■ **EXERCISE REQUIREMENTS**
Extract all lines containing "this".
-=-=-=-=-
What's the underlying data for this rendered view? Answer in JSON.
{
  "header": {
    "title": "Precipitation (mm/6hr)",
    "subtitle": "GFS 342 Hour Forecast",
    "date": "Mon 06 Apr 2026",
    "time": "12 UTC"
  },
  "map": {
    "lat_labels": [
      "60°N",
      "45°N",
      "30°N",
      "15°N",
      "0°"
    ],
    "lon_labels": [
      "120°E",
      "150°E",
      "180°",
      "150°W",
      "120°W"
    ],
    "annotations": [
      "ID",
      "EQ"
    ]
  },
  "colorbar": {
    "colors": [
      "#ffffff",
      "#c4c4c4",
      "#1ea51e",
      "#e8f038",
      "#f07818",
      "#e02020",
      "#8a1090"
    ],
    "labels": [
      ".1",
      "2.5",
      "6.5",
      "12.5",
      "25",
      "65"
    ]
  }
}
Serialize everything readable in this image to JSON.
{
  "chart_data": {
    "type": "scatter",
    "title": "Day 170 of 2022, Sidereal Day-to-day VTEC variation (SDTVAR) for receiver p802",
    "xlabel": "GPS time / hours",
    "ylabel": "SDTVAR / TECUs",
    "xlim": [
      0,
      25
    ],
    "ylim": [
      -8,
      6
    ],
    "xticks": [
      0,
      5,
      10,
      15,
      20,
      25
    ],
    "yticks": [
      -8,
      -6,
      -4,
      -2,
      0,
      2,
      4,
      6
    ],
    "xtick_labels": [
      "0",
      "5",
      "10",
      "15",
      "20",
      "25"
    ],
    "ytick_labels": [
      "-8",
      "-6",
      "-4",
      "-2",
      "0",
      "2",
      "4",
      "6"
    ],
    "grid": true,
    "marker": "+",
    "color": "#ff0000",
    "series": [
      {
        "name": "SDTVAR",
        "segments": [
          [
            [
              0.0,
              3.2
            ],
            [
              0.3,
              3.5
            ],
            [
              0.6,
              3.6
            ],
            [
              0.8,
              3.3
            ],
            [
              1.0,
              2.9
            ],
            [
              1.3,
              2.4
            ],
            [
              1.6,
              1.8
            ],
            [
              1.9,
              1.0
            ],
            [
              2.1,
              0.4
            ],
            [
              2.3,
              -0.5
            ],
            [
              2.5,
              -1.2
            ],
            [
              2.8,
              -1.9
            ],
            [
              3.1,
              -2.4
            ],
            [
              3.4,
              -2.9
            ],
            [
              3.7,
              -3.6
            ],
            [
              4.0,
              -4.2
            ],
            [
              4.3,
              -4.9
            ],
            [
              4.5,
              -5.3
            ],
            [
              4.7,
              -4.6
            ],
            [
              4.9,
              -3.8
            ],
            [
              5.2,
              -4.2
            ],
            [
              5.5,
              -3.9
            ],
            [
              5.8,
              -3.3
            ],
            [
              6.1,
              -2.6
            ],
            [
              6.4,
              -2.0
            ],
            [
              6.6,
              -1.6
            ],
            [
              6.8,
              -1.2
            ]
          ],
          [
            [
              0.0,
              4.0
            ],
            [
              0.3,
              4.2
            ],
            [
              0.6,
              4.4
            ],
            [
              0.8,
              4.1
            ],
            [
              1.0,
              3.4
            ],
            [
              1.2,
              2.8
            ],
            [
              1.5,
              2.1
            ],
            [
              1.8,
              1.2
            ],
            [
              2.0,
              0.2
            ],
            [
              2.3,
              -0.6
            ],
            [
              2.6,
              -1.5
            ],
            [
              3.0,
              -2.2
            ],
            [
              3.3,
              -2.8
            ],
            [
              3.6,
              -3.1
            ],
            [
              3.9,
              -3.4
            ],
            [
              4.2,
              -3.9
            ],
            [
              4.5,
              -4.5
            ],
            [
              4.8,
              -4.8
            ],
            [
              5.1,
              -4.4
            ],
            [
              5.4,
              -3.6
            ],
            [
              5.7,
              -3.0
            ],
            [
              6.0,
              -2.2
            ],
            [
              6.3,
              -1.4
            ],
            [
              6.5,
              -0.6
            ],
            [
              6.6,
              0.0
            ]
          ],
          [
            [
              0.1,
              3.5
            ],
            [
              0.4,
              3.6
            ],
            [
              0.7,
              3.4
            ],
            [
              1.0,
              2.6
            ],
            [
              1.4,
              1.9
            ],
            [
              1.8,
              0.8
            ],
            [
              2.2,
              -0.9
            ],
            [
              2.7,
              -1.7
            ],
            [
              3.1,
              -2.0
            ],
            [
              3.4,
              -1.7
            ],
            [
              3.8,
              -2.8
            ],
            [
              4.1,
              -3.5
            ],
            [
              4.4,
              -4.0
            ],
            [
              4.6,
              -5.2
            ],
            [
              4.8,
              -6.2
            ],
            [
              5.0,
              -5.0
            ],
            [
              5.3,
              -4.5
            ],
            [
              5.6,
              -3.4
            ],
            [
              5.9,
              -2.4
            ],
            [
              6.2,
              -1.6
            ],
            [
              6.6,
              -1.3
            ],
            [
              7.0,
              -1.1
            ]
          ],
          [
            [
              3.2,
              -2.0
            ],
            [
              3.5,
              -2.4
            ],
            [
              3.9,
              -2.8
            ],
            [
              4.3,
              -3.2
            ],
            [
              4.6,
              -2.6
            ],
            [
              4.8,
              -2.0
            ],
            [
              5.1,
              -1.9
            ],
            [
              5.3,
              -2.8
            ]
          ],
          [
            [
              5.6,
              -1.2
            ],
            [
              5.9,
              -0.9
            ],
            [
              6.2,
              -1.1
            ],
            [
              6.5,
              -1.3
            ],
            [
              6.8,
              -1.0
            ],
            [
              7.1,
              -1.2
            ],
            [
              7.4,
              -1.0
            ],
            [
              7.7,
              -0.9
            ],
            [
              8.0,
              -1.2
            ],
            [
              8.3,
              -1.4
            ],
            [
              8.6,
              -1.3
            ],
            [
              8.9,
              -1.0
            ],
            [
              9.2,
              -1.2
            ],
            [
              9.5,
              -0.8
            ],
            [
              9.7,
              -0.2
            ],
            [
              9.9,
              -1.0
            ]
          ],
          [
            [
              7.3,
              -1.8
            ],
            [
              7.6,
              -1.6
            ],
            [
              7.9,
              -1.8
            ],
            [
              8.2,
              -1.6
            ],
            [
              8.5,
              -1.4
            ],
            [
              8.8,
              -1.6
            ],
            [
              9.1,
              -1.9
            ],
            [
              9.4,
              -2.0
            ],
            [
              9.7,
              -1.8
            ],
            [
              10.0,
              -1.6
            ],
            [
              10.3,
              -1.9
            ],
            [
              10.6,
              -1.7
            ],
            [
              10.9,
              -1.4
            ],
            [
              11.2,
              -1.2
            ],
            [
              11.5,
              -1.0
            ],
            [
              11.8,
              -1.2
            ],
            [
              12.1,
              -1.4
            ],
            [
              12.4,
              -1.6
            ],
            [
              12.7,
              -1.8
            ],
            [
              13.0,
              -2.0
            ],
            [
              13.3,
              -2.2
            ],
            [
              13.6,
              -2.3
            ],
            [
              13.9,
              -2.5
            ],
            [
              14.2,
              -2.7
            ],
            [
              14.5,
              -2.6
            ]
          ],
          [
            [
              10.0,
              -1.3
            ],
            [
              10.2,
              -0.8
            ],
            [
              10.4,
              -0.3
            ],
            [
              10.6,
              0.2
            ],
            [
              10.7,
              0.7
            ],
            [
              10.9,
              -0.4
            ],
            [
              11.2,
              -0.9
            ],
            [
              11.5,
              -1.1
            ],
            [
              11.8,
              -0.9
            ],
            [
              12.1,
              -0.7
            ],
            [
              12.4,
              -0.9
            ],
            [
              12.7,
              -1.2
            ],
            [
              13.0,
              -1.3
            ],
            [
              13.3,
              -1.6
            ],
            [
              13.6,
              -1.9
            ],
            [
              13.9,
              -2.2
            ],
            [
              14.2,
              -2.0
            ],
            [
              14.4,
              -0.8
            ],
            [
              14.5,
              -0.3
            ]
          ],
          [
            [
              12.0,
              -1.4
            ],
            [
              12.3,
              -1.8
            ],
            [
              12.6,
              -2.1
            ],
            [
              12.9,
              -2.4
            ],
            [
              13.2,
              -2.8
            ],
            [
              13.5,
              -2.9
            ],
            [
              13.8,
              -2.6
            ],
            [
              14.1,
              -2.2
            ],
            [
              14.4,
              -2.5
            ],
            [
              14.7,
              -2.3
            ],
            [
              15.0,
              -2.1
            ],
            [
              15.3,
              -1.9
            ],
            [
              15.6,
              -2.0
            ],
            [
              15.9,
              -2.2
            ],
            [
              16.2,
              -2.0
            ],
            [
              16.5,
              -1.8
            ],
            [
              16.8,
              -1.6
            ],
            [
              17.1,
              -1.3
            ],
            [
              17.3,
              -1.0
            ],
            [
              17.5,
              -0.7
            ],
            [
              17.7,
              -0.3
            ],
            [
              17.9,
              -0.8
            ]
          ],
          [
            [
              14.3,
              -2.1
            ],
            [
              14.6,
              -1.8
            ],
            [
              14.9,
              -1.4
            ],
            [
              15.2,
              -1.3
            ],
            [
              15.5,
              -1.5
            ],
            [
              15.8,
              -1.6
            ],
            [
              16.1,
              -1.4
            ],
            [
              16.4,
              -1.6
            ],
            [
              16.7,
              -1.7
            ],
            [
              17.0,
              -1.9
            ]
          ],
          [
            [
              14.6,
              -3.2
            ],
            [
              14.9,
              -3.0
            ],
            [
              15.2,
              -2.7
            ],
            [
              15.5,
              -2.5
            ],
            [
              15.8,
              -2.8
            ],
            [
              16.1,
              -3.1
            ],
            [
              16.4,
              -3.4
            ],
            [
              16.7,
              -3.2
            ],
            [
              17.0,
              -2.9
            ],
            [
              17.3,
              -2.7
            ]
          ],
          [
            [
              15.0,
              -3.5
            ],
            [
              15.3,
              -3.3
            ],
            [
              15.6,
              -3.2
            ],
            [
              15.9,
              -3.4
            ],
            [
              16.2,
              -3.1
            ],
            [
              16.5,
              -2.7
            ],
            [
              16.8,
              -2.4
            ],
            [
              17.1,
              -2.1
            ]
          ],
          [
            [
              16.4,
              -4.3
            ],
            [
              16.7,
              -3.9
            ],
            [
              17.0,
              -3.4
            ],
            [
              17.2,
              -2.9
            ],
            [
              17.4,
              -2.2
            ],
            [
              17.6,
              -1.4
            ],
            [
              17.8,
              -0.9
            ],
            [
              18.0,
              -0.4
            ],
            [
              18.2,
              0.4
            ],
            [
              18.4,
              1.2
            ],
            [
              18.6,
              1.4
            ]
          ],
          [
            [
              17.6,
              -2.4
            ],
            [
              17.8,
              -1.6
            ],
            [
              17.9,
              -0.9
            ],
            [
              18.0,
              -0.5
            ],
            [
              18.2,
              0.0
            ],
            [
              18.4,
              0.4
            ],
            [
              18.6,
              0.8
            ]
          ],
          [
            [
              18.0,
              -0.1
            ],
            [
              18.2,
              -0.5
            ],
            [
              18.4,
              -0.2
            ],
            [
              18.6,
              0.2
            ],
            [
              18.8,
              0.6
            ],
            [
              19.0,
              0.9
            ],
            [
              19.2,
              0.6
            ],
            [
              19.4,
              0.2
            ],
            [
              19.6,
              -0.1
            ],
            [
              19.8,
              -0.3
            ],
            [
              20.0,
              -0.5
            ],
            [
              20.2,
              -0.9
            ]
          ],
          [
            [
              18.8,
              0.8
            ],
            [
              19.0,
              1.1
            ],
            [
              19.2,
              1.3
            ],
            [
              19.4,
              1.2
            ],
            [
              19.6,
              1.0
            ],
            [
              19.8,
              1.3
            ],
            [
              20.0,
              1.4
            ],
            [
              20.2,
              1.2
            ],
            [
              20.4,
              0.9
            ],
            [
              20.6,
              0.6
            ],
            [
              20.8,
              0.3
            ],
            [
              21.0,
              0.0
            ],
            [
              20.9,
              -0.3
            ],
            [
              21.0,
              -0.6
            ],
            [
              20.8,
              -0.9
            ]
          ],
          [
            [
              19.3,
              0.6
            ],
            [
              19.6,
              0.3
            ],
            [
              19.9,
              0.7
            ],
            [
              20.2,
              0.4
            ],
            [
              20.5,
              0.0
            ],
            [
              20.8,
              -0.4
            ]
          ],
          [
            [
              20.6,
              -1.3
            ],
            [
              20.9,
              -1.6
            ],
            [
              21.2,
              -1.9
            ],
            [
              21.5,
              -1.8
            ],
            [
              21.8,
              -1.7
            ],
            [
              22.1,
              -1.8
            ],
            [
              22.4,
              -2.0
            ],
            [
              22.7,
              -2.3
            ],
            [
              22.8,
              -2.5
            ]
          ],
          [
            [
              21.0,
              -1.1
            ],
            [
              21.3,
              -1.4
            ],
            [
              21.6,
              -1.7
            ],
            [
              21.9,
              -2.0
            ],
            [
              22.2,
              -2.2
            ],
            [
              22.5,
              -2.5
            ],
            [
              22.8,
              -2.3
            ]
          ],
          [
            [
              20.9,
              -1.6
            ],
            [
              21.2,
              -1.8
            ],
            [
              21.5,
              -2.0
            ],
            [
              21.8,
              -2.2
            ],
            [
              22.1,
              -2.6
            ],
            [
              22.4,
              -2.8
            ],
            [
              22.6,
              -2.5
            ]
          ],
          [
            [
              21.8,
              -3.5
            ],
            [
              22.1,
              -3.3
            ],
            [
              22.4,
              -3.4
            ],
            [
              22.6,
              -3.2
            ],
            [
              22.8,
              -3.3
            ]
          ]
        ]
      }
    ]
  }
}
-=-=-=-=-
■ **WRITTEN RESPONSE**
What's the underlying data for this rendered view? Answer in JSON.
Serialize everything readable in this image to JSON.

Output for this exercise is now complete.